** start Records for this task **

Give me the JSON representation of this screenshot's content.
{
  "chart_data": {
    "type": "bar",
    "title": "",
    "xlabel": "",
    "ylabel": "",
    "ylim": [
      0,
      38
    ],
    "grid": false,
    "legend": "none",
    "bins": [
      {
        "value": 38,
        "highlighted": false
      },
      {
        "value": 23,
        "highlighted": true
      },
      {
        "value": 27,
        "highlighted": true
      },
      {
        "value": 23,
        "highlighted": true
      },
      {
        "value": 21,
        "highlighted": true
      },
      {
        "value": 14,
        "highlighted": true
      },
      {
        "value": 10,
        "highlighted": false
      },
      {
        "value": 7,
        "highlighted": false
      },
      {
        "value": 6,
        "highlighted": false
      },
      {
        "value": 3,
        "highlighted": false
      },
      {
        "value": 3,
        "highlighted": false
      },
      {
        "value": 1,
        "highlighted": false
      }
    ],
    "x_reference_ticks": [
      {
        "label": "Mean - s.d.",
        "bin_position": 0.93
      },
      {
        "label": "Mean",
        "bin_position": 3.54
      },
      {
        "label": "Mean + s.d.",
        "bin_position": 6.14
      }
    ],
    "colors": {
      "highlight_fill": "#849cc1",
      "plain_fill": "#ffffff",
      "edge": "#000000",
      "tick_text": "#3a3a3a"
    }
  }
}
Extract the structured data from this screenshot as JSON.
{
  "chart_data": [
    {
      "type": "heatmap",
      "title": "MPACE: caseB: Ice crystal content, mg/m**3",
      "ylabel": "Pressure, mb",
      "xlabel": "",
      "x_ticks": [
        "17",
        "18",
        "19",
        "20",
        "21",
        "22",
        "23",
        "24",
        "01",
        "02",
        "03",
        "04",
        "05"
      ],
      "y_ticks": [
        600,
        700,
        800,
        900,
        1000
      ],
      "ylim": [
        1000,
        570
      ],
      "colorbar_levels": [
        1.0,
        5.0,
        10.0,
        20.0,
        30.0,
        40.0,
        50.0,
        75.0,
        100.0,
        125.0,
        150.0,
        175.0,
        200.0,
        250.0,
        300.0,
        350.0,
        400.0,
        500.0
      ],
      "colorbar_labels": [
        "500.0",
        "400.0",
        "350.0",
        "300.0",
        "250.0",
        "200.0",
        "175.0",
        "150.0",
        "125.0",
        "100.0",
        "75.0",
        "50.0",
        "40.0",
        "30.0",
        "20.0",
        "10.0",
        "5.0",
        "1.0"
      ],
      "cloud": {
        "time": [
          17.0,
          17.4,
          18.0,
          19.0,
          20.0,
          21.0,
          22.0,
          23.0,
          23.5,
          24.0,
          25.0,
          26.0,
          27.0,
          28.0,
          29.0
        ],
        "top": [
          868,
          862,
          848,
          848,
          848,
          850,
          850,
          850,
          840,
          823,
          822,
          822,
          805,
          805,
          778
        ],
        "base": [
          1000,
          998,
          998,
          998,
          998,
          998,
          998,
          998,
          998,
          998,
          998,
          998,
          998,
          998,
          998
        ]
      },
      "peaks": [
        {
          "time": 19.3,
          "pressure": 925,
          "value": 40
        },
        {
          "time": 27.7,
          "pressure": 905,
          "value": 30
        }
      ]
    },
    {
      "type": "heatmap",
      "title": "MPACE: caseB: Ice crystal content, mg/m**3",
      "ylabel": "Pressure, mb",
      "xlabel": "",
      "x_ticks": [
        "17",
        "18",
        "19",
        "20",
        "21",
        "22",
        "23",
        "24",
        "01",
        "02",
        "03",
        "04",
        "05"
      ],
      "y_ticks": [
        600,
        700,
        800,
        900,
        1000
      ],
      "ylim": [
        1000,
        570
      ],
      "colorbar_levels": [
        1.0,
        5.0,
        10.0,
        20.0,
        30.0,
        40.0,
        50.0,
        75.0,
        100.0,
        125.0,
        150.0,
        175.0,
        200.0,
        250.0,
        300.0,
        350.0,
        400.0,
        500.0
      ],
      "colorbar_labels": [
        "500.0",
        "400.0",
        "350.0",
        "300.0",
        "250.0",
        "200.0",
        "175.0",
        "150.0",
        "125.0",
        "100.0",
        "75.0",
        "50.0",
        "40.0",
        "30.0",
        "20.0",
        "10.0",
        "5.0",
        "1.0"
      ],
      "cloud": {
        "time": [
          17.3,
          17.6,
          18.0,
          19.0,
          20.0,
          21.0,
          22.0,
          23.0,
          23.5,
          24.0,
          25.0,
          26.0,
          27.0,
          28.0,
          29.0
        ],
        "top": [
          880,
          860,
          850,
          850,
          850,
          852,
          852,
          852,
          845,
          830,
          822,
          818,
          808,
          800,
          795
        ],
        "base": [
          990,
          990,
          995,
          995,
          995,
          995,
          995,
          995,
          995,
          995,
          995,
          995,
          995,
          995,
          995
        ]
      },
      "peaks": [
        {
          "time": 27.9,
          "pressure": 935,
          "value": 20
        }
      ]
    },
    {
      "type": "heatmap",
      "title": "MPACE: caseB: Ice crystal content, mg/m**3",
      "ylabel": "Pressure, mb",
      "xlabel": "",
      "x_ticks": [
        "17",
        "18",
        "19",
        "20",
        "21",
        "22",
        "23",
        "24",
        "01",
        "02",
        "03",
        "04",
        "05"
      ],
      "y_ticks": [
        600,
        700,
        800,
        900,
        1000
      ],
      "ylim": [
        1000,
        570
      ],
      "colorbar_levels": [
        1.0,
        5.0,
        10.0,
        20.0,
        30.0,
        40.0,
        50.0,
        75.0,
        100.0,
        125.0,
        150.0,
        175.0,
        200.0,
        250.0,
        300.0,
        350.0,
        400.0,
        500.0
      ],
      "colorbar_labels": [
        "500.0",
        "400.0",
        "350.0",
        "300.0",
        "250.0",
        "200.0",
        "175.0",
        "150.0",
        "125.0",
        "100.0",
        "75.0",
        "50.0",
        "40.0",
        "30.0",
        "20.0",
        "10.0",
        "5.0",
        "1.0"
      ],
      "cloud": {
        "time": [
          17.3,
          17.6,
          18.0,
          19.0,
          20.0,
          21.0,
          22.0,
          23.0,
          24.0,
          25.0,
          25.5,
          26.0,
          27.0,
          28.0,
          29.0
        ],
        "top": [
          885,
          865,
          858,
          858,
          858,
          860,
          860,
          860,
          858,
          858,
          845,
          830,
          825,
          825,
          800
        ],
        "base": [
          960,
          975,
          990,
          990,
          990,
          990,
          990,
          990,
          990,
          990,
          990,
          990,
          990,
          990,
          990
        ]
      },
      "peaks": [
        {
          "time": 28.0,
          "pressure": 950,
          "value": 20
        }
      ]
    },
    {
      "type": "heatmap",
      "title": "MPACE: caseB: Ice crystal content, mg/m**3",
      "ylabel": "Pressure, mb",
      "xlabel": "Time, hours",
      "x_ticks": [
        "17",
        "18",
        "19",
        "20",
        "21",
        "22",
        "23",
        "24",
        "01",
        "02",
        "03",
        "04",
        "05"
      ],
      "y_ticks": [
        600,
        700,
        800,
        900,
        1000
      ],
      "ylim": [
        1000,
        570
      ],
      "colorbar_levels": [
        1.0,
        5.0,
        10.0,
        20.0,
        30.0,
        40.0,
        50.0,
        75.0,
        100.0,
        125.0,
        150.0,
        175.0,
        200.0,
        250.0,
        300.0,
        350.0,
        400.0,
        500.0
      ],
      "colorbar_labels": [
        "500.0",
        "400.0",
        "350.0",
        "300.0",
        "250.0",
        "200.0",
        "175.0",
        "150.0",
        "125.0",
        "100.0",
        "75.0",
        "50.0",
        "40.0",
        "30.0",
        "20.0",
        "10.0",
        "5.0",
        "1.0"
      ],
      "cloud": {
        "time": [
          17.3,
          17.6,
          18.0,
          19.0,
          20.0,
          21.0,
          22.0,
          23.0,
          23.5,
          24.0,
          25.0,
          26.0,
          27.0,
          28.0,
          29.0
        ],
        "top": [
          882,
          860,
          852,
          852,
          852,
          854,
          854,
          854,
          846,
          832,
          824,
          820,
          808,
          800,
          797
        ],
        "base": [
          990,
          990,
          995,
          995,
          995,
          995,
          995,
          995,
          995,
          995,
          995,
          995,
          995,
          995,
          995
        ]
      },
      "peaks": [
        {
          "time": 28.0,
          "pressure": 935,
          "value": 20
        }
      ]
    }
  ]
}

** end Records for this task **

■ Exercise instructions: From the data above, show each line that contains "JSON".

■ Solution for this problem:
Give me the JSON representation of this screenshot's content.
Extract the structured data from this screenshot as JSON.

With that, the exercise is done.